---- Available data

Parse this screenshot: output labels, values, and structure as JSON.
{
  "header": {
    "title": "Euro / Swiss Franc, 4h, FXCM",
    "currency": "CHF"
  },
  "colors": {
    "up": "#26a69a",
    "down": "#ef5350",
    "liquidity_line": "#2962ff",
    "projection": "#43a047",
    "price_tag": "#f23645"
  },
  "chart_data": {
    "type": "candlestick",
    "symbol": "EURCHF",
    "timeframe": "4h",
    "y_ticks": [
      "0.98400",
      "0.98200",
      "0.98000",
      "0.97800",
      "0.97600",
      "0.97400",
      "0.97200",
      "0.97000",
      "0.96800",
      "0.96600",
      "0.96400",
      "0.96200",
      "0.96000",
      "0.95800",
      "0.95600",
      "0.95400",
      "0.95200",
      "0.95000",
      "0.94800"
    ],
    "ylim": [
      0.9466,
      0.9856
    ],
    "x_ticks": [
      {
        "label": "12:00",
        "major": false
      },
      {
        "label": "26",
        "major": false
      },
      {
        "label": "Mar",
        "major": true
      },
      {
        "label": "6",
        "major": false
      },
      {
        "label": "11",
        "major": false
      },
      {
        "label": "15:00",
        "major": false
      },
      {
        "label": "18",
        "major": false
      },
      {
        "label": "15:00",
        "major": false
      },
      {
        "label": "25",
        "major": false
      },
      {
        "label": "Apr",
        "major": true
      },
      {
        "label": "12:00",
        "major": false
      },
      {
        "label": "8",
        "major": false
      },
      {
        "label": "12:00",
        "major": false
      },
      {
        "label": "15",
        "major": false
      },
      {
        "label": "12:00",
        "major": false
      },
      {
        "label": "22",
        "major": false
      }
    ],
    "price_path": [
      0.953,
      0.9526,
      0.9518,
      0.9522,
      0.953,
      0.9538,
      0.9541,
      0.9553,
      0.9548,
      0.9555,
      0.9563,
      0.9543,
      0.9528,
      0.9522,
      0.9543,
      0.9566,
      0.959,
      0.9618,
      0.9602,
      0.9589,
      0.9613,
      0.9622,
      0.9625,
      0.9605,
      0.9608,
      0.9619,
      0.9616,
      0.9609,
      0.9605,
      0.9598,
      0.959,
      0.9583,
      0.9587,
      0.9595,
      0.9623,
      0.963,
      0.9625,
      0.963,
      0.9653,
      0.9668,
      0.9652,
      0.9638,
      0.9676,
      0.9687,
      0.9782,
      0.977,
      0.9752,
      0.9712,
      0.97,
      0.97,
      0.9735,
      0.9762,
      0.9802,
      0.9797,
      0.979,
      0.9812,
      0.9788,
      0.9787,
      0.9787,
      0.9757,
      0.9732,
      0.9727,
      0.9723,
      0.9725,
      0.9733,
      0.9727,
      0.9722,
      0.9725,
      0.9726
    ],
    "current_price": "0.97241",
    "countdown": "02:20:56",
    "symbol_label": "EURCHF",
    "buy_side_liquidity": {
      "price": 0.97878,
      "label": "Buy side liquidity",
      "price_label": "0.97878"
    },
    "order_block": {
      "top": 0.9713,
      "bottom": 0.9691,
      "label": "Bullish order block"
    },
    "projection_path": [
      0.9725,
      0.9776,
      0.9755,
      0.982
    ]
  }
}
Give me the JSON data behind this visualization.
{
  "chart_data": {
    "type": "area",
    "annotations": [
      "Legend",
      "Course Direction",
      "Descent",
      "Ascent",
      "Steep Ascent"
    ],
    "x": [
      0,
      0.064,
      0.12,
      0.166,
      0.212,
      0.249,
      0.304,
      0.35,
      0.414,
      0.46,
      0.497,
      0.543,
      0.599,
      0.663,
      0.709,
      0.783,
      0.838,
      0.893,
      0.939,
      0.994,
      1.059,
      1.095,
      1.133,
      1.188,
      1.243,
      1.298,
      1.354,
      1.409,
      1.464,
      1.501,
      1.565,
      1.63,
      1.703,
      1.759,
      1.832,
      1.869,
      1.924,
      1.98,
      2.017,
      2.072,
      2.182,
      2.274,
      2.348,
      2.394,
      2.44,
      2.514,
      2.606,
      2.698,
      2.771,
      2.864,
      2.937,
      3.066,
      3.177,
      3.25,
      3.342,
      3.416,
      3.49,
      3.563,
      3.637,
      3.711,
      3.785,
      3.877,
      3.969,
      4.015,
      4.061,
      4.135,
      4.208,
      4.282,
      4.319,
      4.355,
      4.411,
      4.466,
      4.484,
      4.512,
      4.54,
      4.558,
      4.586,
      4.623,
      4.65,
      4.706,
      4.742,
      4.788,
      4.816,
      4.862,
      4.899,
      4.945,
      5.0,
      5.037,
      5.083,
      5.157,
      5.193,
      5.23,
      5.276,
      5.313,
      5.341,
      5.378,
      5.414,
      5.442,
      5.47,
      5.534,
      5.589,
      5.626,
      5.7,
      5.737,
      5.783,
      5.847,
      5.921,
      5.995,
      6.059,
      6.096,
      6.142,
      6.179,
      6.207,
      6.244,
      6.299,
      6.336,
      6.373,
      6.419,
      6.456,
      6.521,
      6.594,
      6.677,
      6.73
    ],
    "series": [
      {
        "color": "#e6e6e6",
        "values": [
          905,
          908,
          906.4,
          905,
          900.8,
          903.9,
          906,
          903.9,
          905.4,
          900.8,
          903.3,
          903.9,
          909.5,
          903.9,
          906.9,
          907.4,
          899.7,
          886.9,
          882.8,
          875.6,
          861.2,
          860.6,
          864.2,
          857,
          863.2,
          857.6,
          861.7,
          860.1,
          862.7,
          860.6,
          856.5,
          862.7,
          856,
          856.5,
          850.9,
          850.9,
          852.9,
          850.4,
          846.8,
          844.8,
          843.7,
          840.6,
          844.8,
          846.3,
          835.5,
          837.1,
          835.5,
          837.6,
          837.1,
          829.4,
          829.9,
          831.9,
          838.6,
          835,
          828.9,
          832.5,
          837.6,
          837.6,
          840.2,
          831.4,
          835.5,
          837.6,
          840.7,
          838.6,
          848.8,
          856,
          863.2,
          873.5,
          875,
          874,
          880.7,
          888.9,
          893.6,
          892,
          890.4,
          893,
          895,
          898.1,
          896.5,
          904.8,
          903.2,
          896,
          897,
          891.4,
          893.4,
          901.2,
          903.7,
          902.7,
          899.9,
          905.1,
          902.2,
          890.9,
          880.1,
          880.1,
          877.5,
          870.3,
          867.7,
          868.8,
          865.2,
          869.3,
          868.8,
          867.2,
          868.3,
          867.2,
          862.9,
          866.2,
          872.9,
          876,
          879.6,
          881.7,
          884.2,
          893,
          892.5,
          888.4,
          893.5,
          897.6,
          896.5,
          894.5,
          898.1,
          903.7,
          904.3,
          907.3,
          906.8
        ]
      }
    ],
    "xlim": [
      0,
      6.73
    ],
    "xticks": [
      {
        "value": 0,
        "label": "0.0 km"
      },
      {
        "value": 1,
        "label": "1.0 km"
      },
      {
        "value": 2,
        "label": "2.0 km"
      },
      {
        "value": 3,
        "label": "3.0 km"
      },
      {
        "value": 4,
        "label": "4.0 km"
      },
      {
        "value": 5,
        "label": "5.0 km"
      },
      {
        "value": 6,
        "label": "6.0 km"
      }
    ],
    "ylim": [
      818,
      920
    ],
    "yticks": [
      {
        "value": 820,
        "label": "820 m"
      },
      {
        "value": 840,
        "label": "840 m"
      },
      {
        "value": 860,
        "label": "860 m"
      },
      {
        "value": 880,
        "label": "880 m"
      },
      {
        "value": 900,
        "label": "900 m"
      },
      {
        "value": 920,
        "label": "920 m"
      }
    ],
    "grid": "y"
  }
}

--------

● **What you should do**:
Select all lines in the listing above where the word "this" appears, and show them.

● **Response**:
Parse this screenshot: output labels, values, and structure as JSON.
Give me the JSON data behind this visualization.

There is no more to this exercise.